**INFORMATION SUPPLIED**
-=-=-
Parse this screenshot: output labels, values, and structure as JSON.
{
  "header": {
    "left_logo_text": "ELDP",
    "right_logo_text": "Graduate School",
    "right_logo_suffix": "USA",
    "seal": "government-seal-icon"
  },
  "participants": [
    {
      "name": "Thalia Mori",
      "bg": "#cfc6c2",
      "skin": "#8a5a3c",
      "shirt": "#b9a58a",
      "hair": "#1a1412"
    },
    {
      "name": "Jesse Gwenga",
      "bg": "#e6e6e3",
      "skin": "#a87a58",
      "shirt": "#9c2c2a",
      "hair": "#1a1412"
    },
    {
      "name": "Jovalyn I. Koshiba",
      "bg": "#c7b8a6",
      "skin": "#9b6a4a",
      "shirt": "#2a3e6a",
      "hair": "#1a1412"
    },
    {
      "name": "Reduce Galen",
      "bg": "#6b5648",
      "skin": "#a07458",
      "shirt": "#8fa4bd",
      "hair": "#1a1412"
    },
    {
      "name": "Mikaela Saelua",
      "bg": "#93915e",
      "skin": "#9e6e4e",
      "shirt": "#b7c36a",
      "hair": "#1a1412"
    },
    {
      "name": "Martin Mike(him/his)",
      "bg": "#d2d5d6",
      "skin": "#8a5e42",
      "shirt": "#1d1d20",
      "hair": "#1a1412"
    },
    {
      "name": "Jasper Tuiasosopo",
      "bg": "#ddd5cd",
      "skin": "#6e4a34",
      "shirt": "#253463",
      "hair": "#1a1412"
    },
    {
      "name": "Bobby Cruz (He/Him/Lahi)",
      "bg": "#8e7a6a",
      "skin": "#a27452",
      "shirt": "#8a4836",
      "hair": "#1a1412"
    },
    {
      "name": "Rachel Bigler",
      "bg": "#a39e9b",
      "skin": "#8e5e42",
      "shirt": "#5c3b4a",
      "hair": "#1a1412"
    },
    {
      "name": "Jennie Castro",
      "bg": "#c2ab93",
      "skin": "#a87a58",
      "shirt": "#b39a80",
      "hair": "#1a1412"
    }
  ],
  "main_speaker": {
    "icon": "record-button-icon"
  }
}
-=-=-
**WORK TO COMPLETE**
Output all of the material, please, exactly as it stands.

**ANSWER IN FULL**
Parse this screenshot: output labels, values, and structure as JSON.
{
  "header": {
    "left_logo_text": "ELDP",
    "right_logo_text": "Graduate School",
    "right_logo_suffix": "USA",
    "seal": "government-seal-icon"
  },
  "participants": [
    {
      "name": "Thalia Mori",
      "bg": "#cfc6c2",
      "skin": "#8a5a3c",
      "shirt": "#b9a58a",
      "hair": "#1a1412"
    },
    {
      "name": "Jesse Gwenga",
      "bg": "#e6e6e3",
      "skin": "#a87a58",
      "shirt": "#9c2c2a",
      "hair": "#1a1412"
    },
    {
      "name": "Jovalyn I. Koshiba",
      "bg": "#c7b8a6",
      "skin": "#9b6a4a",
      "shirt": "#2a3e6a",
      "hair": "#1a1412"
    },
    {
      "name": "Reduce Galen",
      "bg": "#6b5648",
      "skin": "#a07458",
      "shirt": "#8fa4bd",
      "hair": "#1a1412"
    },
    {
      "name": "Mikaela Saelua",
      "bg": "#93915e",
      "skin": "#9e6e4e",
      "shirt": "#b7c36a",
      "hair": "#1a1412"
    },
    {
      "name": "Martin Mike(him/his)",
      "bg": "#d2d5d6",
      "skin": "#8a5e42",
      "shirt": "#1d1d20",
      "hair": "#1a1412"
    },
    {
      "name": "Jasper Tuiasosopo",
      "bg": "#ddd5cd",
      "skin": "#6e4a34",
      "shirt": "#253463",
      "hair": "#1a1412"
    },
    {
      "name": "Bobby Cruz (He/Him/Lahi)",
      "bg": "#8e7a6a",
      "skin": "#a27452",
      "shirt": "#8a4836",
      "hair": "#1a1412"
    },
    {
      "name": "Rachel Bigler",
      "bg": "#a39e9b",
      "skin": "#8e5e42",
      "shirt": "#5c3b4a",
      "hair": "#1a1412"
    },
    {
      "name": "Jennie Castro",
      "bg": "#c2ab93",
      "skin": "#a87a58",
      "shirt": "#b39a80",
      "hair": "#1a1412"
    }
  ],
  "main_speaker": {
    "icon": "record-button-icon"
  }
}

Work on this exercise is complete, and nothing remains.